#### What you are asked to do
Transcribe each entry below exactly. Pictures do not go in the copy.

#### Exercise materials
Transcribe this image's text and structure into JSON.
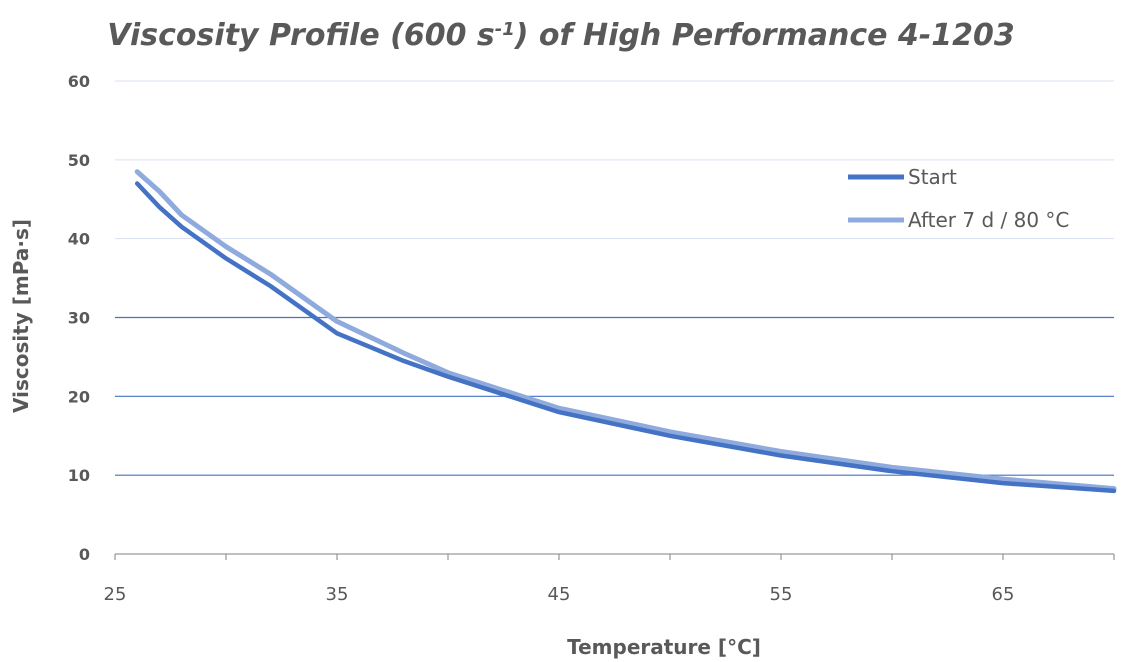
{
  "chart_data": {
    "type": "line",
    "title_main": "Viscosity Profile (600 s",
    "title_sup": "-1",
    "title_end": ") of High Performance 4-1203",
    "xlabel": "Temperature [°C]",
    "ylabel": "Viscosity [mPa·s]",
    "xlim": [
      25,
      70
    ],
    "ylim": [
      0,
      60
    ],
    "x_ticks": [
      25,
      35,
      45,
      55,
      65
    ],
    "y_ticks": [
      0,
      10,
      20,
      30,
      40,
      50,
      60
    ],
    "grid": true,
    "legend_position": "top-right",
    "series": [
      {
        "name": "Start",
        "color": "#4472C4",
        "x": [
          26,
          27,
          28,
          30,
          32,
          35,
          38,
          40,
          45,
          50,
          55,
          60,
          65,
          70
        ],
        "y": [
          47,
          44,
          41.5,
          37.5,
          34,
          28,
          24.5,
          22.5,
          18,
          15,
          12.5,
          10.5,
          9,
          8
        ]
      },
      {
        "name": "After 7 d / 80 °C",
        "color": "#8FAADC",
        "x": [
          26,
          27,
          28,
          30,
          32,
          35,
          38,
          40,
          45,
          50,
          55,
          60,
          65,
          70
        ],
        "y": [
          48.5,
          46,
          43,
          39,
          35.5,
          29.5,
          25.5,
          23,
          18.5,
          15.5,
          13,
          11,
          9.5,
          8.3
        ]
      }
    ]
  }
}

#### Exercise output
Transcribe this image's text and structure into JSON.
{
  "chart_data": {
    "type": "line",
    "title_main": "Viscosity Profile (600 s",
    "title_sup": "-1",
    "title_end": ") of High Performance 4-1203",
    "xlabel": "Temperature [°C]",
    "ylabel": "Viscosity [mPa·s]",
    "xlim": [
      25,
      70
    ],
    "ylim": [
      0,
      60
    ],
    "x_ticks": [
      25,
      35,
      45,
      55,
      65
    ],
    "y_ticks": [
      0,
      10,
      20,
      30,
      40,
      50,
      60
    ],
    "grid": true,
    "legend_position": "top-right",
    "series": [
      {
        "name": "Start",
        "color": "#4472C4",
        "x": [
          26,
          27,
          28,
          30,
          32,
          35,
          38,
          40,
          45,
          50,
          55,
          60,
          65,
          70
        ],
        "y": [
          47,
          44,
          41.5,
          37.5,
          34,
          28,
          24.5,
          22.5,
          18,
          15,
          12.5,
          10.5,
          9,
          8
        ]
      },
      {
        "name": "After 7 d / 80 °C",
        "color": "#8FAADC",
        "x": [
          26,
          27,
          28,
          30,
          32,
          35,
          38,
          40,
          45,
          50,
          55,
          60,
          65,
          70
        ],
        "y": [
          48.5,
          46,
          43,
          39,
          35.5,
          29.5,
          25.5,
          23,
          18.5,
          15.5,
          13,
          11,
          9.5,
          8.3
        ]
      }
    ]
  }
}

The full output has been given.